▶ [RECORDS SHOWN]
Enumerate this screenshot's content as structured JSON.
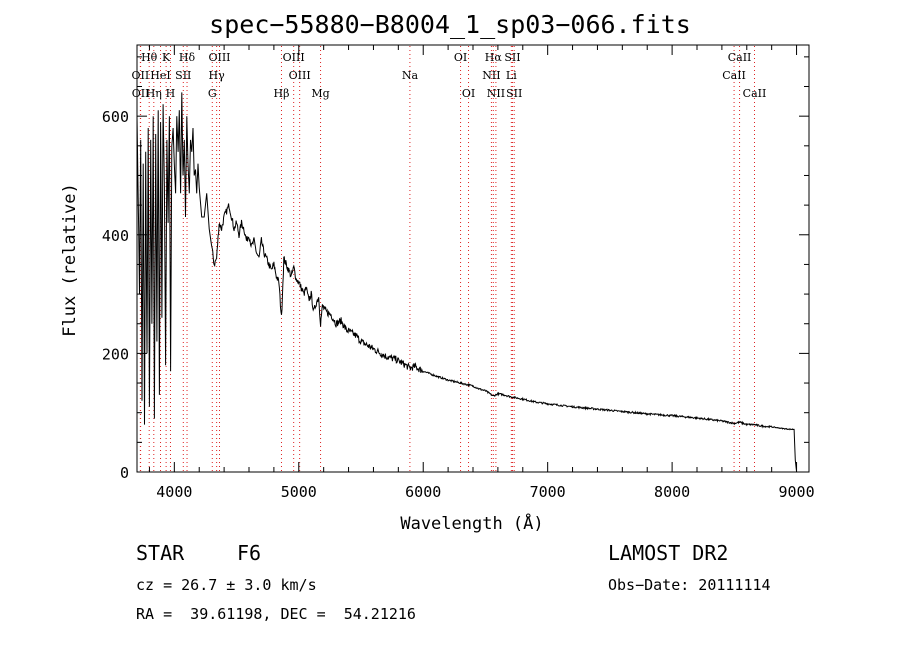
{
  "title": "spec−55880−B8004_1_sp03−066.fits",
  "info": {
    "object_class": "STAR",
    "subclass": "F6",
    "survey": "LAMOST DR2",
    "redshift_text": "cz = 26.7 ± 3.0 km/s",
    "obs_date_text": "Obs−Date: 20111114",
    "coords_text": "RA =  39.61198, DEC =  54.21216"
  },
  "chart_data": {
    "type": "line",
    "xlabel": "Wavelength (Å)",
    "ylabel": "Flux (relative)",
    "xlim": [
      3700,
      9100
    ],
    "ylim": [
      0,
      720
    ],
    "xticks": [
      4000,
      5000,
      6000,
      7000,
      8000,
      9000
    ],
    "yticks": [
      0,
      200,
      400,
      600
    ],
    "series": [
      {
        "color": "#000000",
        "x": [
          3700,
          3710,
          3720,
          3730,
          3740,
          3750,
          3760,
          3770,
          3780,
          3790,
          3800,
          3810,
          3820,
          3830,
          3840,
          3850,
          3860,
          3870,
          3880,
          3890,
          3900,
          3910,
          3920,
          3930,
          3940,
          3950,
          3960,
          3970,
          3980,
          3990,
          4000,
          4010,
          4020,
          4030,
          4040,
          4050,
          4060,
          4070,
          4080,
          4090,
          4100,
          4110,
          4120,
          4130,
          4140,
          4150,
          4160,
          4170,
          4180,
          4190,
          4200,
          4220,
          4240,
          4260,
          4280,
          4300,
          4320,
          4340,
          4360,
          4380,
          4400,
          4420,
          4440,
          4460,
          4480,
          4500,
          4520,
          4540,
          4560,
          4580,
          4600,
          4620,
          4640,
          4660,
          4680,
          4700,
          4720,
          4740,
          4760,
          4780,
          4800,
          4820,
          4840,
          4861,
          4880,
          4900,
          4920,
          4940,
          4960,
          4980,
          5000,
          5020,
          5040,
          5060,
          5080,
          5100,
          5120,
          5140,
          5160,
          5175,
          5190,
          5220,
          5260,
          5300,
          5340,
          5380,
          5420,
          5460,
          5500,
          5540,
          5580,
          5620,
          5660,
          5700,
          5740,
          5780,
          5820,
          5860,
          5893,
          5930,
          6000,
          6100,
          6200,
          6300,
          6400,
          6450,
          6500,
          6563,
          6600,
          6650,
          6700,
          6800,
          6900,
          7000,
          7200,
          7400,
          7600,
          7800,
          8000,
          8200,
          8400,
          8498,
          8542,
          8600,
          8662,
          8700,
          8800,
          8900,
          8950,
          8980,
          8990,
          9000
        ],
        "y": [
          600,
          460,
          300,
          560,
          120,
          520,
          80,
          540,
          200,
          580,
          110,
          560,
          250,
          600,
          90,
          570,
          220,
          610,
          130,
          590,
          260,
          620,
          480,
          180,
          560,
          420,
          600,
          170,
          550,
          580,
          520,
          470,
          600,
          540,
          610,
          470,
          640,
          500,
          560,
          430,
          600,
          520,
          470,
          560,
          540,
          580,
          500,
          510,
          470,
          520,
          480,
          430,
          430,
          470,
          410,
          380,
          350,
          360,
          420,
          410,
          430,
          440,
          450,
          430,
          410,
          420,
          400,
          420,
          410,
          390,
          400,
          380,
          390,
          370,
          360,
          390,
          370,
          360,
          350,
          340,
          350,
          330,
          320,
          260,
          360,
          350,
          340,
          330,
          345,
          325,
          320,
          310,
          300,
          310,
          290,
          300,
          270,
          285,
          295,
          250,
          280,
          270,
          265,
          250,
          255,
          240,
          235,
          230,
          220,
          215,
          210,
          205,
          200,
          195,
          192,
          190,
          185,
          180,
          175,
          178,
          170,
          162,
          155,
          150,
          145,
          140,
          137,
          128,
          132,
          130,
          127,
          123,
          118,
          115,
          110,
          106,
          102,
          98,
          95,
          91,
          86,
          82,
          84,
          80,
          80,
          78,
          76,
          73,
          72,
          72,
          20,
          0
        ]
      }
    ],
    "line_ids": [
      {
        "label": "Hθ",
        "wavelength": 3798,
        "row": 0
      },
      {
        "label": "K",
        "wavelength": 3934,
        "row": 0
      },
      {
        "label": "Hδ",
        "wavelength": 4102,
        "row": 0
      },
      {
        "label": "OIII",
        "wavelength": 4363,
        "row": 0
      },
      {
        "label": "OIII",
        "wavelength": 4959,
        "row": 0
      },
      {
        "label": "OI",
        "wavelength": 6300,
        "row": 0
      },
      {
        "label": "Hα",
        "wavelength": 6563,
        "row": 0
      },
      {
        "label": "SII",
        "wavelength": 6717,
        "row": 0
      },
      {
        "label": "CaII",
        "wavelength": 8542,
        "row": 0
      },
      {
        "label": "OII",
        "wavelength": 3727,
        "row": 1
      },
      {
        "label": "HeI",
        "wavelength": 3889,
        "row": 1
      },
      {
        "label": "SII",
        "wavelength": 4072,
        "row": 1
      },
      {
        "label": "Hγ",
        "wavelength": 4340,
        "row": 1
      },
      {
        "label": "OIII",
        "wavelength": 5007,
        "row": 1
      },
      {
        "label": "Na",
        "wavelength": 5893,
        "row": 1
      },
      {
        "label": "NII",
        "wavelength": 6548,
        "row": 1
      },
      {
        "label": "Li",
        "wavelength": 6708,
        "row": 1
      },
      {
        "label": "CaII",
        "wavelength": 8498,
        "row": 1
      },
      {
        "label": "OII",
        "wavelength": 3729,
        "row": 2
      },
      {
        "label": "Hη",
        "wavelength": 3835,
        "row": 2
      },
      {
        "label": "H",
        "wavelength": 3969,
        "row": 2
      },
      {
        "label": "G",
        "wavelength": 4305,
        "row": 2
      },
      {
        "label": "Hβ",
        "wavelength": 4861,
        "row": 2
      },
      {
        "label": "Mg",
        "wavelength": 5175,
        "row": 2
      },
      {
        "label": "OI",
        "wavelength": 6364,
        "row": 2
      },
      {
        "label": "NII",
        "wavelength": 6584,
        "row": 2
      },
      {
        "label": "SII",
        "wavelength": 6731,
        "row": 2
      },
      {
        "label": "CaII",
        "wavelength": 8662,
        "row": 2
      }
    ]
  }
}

▶ [TO DO]
Omit the pictures. Transcribe every record exactly.

▶ [RESPONSE FOR THIS EXERCISE]
Enumerate this screenshot's content as structured JSON.
{
  "title": "spec−55880−B8004_1_sp03−066.fits",
  "info": {
    "object_class": "STAR",
    "subclass": "F6",
    "survey": "LAMOST DR2",
    "redshift_text": "cz = 26.7 ± 3.0 km/s",
    "obs_date_text": "Obs−Date: 20111114",
    "coords_text": "RA =  39.61198, DEC =  54.21216"
  },
  "chart_data": {
    "type": "line",
    "xlabel": "Wavelength (Å)",
    "ylabel": "Flux (relative)",
    "xlim": [
      3700,
      9100
    ],
    "ylim": [
      0,
      720
    ],
    "xticks": [
      4000,
      5000,
      6000,
      7000,
      8000,
      9000
    ],
    "yticks": [
      0,
      200,
      400,
      600
    ],
    "series": [
      {
        "color": "#000000",
        "x": [
          3700,
          3710,
          3720,
          3730,
          3740,
          3750,
          3760,
          3770,
          3780,
          3790,
          3800,
          3810,
          3820,
          3830,
          3840,
          3850,
          3860,
          3870,
          3880,
          3890,
          3900,
          3910,
          3920,
          3930,
          3940,
          3950,
          3960,
          3970,
          3980,
          3990,
          4000,
          4010,
          4020,
          4030,
          4040,
          4050,
          4060,
          4070,
          4080,
          4090,
          4100,
          4110,
          4120,
          4130,
          4140,
          4150,
          4160,
          4170,
          4180,
          4190,
          4200,
          4220,
          4240,
          4260,
          4280,
          4300,
          4320,
          4340,
          4360,
          4380,
          4400,
          4420,
          4440,
          4460,
          4480,
          4500,
          4520,
          4540,
          4560,
          4580,
          4600,
          4620,
          4640,
          4660,
          4680,
          4700,
          4720,
          4740,
          4760,
          4780,
          4800,
          4820,
          4840,
          4861,
          4880,
          4900,
          4920,
          4940,
          4960,
          4980,
          5000,
          5020,
          5040,
          5060,
          5080,
          5100,
          5120,
          5140,
          5160,
          5175,
          5190,
          5220,
          5260,
          5300,
          5340,
          5380,
          5420,
          5460,
          5500,
          5540,
          5580,
          5620,
          5660,
          5700,
          5740,
          5780,
          5820,
          5860,
          5893,
          5930,
          6000,
          6100,
          6200,
          6300,
          6400,
          6450,
          6500,
          6563,
          6600,
          6650,
          6700,
          6800,
          6900,
          7000,
          7200,
          7400,
          7600,
          7800,
          8000,
          8200,
          8400,
          8498,
          8542,
          8600,
          8662,
          8700,
          8800,
          8900,
          8950,
          8980,
          8990,
          9000
        ],
        "y": [
          600,
          460,
          300,
          560,
          120,
          520,
          80,
          540,
          200,
          580,
          110,
          560,
          250,
          600,
          90,
          570,
          220,
          610,
          130,
          590,
          260,
          620,
          480,
          180,
          560,
          420,
          600,
          170,
          550,
          580,
          520,
          470,
          600,
          540,
          610,
          470,
          640,
          500,
          560,
          430,
          600,
          520,
          470,
          560,
          540,
          580,
          500,
          510,
          470,
          520,
          480,
          430,
          430,
          470,
          410,
          380,
          350,
          360,
          420,
          410,
          430,
          440,
          450,
          430,
          410,
          420,
          400,
          420,
          410,
          390,
          400,
          380,
          390,
          370,
          360,
          390,
          370,
          360,
          350,
          340,
          350,
          330,
          320,
          260,
          360,
          350,
          340,
          330,
          345,
          325,
          320,
          310,
          300,
          310,
          290,
          300,
          270,
          285,
          295,
          250,
          280,
          270,
          265,
          250,
          255,
          240,
          235,
          230,
          220,
          215,
          210,
          205,
          200,
          195,
          192,
          190,
          185,
          180,
          175,
          178,
          170,
          162,
          155,
          150,
          145,
          140,
          137,
          128,
          132,
          130,
          127,
          123,
          118,
          115,
          110,
          106,
          102,
          98,
          95,
          91,
          86,
          82,
          84,
          80,
          80,
          78,
          76,
          73,
          72,
          72,
          20,
          0
        ]
      }
    ],
    "line_ids": [
      {
        "label": "Hθ",
        "wavelength": 3798,
        "row": 0
      },
      {
        "label": "K",
        "wavelength": 3934,
        "row": 0
      },
      {
        "label": "Hδ",
        "wavelength": 4102,
        "row": 0
      },
      {
        "label": "OIII",
        "wavelength": 4363,
        "row": 0
      },
      {
        "label": "OIII",
        "wavelength": 4959,
        "row": 0
      },
      {
        "label": "OI",
        "wavelength": 6300,
        "row": 0
      },
      {
        "label": "Hα",
        "wavelength": 6563,
        "row": 0
      },
      {
        "label": "SII",
        "wavelength": 6717,
        "row": 0
      },
      {
        "label": "CaII",
        "wavelength": 8542,
        "row": 0
      },
      {
        "label": "OII",
        "wavelength": 3727,
        "row": 1
      },
      {
        "label": "HeI",
        "wavelength": 3889,
        "row": 1
      },
      {
        "label": "SII",
        "wavelength": 4072,
        "row": 1
      },
      {
        "label": "Hγ",
        "wavelength": 4340,
        "row": 1
      },
      {
        "label": "OIII",
        "wavelength": 5007,
        "row": 1
      },
      {
        "label": "Na",
        "wavelength": 5893,
        "row": 1
      },
      {
        "label": "NII",
        "wavelength": 6548,
        "row": 1
      },
      {
        "label": "Li",
        "wavelength": 6708,
        "row": 1
      },
      {
        "label": "CaII",
        "wavelength": 8498,
        "row": 1
      },
      {
        "label": "OII",
        "wavelength": 3729,
        "row": 2
      },
      {
        "label": "Hη",
        "wavelength": 3835,
        "row": 2
      },
      {
        "label": "H",
        "wavelength": 3969,
        "row": 2
      },
      {
        "label": "G",
        "wavelength": 4305,
        "row": 2
      },
      {
        "label": "Hβ",
        "wavelength": 4861,
        "row": 2
      },
      {
        "label": "Mg",
        "wavelength": 5175,
        "row": 2
      },
      {
        "label": "OI",
        "wavelength": 6364,
        "row": 2
      },
      {
        "label": "NII",
        "wavelength": 6584,
        "row": 2
      },
      {
        "label": "SII",
        "wavelength": 6731,
        "row": 2
      },
      {
        "label": "CaII",
        "wavelength": 8662,
        "row": 2
      }
    ]
  }
}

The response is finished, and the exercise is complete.